**To do**
Go through the entries below and retype them exactly, omitting each picture.

--- START Material shown ---

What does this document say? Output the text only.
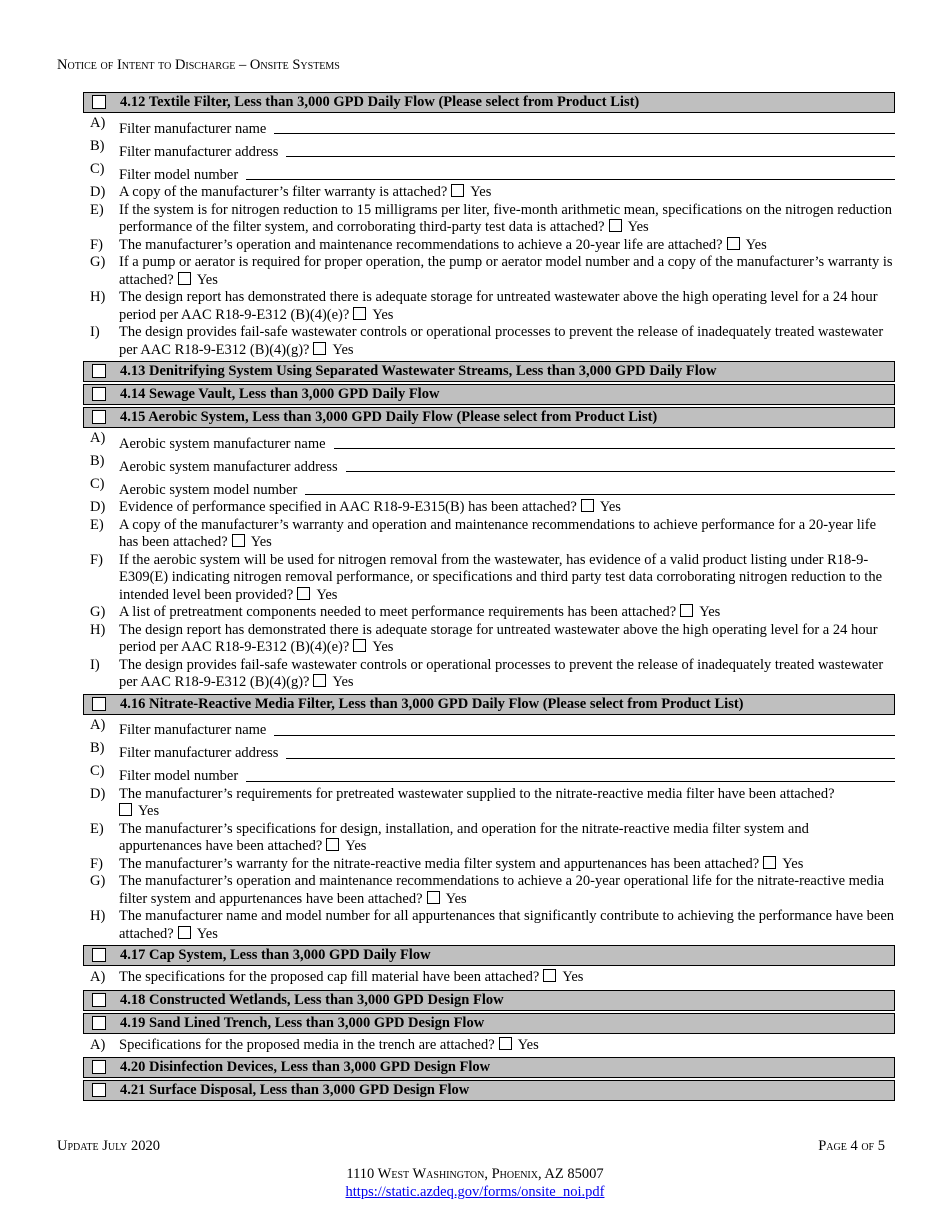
Notice of Intent to Discharge – Onsite Systems
4.12 Textile Filter, Less than 3,000 GPD Daily Flow (Please select from Product List)
A) Filter manufacturer name
B) Filter manufacturer address
C) Filter model number
D) A copy of the manufacturer’s filter warranty is attached? Yes
E) If the system is for nitrogen reduction to 15 milligrams per liter, five-month arithmetic mean, specifications on the nitrogen reduction performance of the filter system, and corroborating third-party test data is attached? Yes
F) The manufacturer’s operation and maintenance recommendations to achieve a 20-year life are attached? Yes
G) If a pump or aerator is required for proper operation, the pump or aerator model number and a copy of the manufacturer’s warranty is attached? Yes
H) The design report has demonstrated there is adequate storage for untreated wastewater above the high operating level for a 24 hour period per AAC R18-9-E312 (B)(4)(e)? Yes
I) The design provides fail-safe wastewater controls or operational processes to prevent the release of inadequately treated wastewater per AAC R18-9-E312 (B)(4)(g)? Yes
4.13 Denitrifying System Using Separated Wastewater Streams, Less than 3,000 GPD Daily Flow
4.14 Sewage Vault, Less than 3,000 GPD Daily Flow
4.15 Aerobic System, Less than 3,000 GPD Daily Flow (Please select from Product List)
A) Aerobic system manufacturer name
B) Aerobic system manufacturer address
C) Aerobic system model number
D) Evidence of performance specified in AAC R18-9-E315(B) has been attached? Yes
E) A copy of the manufacturer’s warranty and operation and maintenance recommendations to achieve performance for a 20-year life has been attached? Yes
F) If the aerobic system will be used for nitrogen removal from the wastewater, has evidence of a valid product listing under R18-9-E309(E) indicating nitrogen removal performance, or specifications and third party test data corroborating nitrogen reduction to the intended level been provided? Yes
G) A list of pretreatment components needed to meet performance requirements has been attached? Yes
H) The design report has demonstrated there is adequate storage for untreated wastewater above the high operating level for a 24 hour period per AAC R18-9-E312 (B)(4)(e)? Yes
I) The design provides fail-safe wastewater controls or operational processes to prevent the release of inadequately treated wastewater per AAC R18-9-E312 (B)(4)(g)? Yes
4.16 Nitrate-Reactive Media Filter, Less than 3,000 GPD Daily Flow (Please select from Product List)
A) Filter manufacturer name
B) Filter manufacturer address
C) Filter model number
D) The manufacturer’s requirements for pretreated wastewater supplied to the nitrate-reactive media filter have been attached?
Yes
E) The manufacturer’s specifications for design, installation, and operation for the nitrate-reactive media filter system and appurtenances have been attached? Yes
F) The manufacturer’s warranty for the nitrate-reactive media filter system and appurtenances has been attached? Yes
G) The manufacturer’s operation and maintenance recommendations to achieve a 20-year operational life for the nitrate-reactive media filter system and appurtenances have been attached? Yes
H) The manufacturer name and model number for all appurtenances that significantly contribute to achieving the performance have been attached? Yes
4.17 Cap System, Less than 3,000 GPD Daily Flow
A) The specifications for the proposed cap fill material have been attached? Yes
4.18 Constructed Wetlands, Less than 3,000 GPD Design Flow
4.19 Sand Lined Trench, Less than 3,000 GPD Design Flow
A) Specifications for the proposed media in the trench are attached? Yes
4.20 Disinfection Devices, Less than 3,000 GPD Design Flow
4.21 Surface Disposal, Less than 3,000 GPD Design Flow
Update July 2020	Page 4 of 5
1110 West Washington, Phoenix, AZ 85007
https://static.azdeq.gov/forms/onsite_noi.pdf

--- END Material shown ---

**Completed exercise**
What does this document say? Output the text only.
Notice of Intent to Discharge – Onsite Systems
4.12 Textile Filter, Less than 3,000 GPD Daily Flow (Please select from Product List)
A) Filter manufacturer name
B) Filter manufacturer address
C) Filter model number
D) A copy of the manufacturer’s filter warranty is attached? Yes
E) If the system is for nitrogen reduction to 15 milligrams per liter, five-month arithmetic mean, specifications on the nitrogen reduction performance of the filter system, and corroborating third-party test data is attached? Yes
F) The manufacturer’s operation and maintenance recommendations to achieve a 20-year life are attached? Yes
G) If a pump or aerator is required for proper operation, the pump or aerator model number and a copy of the manufacturer’s warranty is attached? Yes
H) The design report has demonstrated there is adequate storage for untreated wastewater above the high operating level for a 24 hour period per AAC R18-9-E312 (B)(4)(e)? Yes
I) The design provides fail-safe wastewater controls or operational processes to prevent the release of inadequately treated wastewater per AAC R18-9-E312 (B)(4)(g)? Yes
4.13 Denitrifying System Using Separated Wastewater Streams, Less than 3,000 GPD Daily Flow
4.14 Sewage Vault, Less than 3,000 GPD Daily Flow
4.15 Aerobic System, Less than 3,000 GPD Daily Flow (Please select from Product List)
A) Aerobic system manufacturer name
B) Aerobic system manufacturer address
C) Aerobic system model number
D) Evidence of performance specified in AAC R18-9-E315(B) has been attached? Yes
E) A copy of the manufacturer’s warranty and operation and maintenance recommendations to achieve performance for a 20-year life has been attached? Yes
F) If the aerobic system will be used for nitrogen removal from the wastewater, has evidence of a valid product listing under R18-9-E309(E) indicating nitrogen removal performance, or specifications and third party test data corroborating nitrogen reduction to the intended level been provided? Yes
G) A list of pretreatment components needed to meet performance requirements has been attached? Yes
H) The design report has demonstrated there is adequate storage for untreated wastewater above the high operating level for a 24 hour period per AAC R18-9-E312 (B)(4)(e)? Yes
I) The design provides fail-safe wastewater controls or operational processes to prevent the release of inadequately treated wastewater per AAC R18-9-E312 (B)(4)(g)? Yes
4.16 Nitrate-Reactive Media Filter, Less than 3,000 GPD Daily Flow (Please select from Product List)
A) Filter manufacturer name
B) Filter manufacturer address
C) Filter model number
D) The manufacturer’s requirements for pretreated wastewater supplied to the nitrate-reactive media filter have been attached?
Yes
E) The manufacturer’s specifications for design, installation, and operation for the nitrate-reactive media filter system and appurtenances have been attached? Yes
F) The manufacturer’s warranty for the nitrate-reactive media filter system and appurtenances has been attached? Yes
G) The manufacturer’s operation and maintenance recommendations to achieve a 20-year operational life for the nitrate-reactive media filter system and appurtenances have been attached? Yes
H) The manufacturer name and model number for all appurtenances that significantly contribute to achieving the performance have been attached? Yes
4.17 Cap System, Less than 3,000 GPD Daily Flow
A) The specifications for the proposed cap fill material have been attached? Yes
4.18 Constructed Wetlands, Less than 3,000 GPD Design Flow
4.19 Sand Lined Trench, Less than 3,000 GPD Design Flow
A) Specifications for the proposed media in the trench are attached? Yes
4.20 Disinfection Devices, Less than 3,000 GPD Design Flow
4.21 Surface Disposal, Less than 3,000 GPD Design Flow
Update July 2020	Page 4 of 5
1110 West Washington, Phoenix, AZ 85007
https://static.azdeq.gov/forms/onsite_noi.pdf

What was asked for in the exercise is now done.